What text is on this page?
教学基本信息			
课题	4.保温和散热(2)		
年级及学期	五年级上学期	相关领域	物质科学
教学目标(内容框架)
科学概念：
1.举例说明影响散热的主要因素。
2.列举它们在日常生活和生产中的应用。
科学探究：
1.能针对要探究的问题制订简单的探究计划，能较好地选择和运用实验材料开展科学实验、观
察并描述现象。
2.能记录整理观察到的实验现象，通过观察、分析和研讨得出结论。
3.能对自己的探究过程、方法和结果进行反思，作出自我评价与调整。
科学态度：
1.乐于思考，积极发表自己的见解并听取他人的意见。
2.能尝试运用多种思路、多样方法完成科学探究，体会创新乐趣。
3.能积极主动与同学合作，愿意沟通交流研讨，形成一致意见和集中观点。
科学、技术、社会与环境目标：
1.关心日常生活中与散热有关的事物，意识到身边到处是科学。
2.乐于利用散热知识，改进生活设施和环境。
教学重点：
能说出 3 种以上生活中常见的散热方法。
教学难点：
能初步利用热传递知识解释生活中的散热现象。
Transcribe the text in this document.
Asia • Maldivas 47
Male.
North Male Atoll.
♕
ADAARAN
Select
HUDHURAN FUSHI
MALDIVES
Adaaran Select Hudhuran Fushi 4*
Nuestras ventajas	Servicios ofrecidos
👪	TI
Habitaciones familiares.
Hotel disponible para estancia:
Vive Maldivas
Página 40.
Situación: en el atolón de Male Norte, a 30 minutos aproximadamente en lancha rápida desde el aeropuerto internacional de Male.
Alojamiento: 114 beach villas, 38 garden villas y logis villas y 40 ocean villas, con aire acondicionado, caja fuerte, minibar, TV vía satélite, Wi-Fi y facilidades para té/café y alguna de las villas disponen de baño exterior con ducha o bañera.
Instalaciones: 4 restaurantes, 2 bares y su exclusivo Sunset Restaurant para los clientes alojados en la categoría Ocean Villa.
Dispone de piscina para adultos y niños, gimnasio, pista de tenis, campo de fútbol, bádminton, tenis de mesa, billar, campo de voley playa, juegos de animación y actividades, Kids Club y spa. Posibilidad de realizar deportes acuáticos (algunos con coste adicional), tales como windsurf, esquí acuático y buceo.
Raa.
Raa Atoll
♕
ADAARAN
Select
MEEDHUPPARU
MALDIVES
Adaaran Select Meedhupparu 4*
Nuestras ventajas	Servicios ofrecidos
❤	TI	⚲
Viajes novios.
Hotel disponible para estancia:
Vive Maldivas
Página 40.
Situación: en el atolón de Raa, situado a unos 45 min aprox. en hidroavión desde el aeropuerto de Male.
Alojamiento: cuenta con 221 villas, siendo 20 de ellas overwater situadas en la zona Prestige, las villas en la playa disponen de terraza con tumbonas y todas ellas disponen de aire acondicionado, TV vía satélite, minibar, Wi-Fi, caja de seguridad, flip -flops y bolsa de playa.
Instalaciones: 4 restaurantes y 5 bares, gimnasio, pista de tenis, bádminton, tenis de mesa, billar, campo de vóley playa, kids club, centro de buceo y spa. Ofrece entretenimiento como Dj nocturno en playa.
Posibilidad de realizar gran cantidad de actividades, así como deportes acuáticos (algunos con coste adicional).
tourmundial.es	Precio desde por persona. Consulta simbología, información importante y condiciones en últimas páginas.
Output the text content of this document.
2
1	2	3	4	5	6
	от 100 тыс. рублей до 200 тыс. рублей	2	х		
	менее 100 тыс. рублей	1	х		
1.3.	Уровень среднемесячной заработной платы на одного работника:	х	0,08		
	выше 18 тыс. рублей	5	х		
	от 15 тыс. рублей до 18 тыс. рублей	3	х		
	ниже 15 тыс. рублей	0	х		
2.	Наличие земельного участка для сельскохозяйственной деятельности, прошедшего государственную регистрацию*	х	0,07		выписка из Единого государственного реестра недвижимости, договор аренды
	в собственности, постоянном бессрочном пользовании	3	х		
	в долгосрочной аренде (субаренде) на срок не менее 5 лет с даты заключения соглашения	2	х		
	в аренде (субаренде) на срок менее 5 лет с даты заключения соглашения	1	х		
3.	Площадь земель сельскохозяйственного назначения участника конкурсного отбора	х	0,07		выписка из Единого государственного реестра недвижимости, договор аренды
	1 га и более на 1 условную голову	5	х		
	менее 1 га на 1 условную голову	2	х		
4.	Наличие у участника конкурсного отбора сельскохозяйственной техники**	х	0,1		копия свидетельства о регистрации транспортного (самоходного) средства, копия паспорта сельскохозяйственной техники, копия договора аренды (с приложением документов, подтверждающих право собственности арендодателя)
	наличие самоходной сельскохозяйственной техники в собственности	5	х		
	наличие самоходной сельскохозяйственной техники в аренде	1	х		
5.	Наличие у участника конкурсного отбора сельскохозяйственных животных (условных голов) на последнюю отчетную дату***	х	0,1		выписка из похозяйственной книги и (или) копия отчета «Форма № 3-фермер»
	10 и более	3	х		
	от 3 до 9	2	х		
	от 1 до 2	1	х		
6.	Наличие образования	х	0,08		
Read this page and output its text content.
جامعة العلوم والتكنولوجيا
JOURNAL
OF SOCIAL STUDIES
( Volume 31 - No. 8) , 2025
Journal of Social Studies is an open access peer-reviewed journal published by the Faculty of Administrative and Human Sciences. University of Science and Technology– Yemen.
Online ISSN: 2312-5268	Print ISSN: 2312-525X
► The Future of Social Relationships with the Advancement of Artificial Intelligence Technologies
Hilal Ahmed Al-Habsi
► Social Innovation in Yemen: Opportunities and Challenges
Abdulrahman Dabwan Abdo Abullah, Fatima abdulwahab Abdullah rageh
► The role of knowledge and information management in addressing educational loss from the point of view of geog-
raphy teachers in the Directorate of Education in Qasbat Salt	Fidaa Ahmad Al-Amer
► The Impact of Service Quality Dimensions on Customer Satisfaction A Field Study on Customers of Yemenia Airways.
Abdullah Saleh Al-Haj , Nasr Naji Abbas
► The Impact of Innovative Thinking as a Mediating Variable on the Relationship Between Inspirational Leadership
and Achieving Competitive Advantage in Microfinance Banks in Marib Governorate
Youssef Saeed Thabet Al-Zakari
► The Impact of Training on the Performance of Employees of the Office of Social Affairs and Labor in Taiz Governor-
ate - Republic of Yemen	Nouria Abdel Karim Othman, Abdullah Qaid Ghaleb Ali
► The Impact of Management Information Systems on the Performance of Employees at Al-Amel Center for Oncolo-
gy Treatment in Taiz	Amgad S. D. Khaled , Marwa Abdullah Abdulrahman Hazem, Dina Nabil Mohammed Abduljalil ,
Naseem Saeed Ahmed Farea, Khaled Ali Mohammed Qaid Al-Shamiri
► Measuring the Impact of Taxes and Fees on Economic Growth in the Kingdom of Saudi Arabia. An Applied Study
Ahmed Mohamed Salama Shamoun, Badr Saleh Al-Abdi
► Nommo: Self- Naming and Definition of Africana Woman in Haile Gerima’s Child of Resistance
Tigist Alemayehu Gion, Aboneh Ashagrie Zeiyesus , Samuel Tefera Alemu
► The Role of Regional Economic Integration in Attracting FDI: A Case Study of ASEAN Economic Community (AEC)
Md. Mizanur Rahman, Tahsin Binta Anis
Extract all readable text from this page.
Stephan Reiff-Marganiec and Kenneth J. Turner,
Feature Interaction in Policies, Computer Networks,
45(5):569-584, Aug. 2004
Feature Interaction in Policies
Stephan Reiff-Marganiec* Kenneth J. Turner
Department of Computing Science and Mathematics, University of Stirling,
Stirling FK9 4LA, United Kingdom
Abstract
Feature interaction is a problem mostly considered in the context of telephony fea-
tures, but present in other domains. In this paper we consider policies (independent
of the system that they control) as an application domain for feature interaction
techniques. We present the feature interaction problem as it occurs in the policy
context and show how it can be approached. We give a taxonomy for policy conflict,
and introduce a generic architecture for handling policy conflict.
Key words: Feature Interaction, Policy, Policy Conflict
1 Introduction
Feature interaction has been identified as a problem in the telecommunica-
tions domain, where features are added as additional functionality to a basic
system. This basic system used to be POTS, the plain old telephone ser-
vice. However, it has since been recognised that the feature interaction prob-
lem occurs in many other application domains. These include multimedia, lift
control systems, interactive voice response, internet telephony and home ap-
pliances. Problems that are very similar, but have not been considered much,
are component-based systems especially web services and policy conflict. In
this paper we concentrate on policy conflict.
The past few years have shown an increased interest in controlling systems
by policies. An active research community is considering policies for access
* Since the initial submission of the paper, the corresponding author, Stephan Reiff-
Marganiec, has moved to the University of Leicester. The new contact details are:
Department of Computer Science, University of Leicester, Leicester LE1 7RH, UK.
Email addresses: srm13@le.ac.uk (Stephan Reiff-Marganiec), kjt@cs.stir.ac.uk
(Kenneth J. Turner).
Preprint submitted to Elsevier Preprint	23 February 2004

# WHAT THE TASK REQUIRES
The lines to collect are those holding the string "голову"; copy them all.

# TASK RESULT
	1 га и более на 1 условную голову	5	х		
	менее 1 га на 1 условную голову	2	х		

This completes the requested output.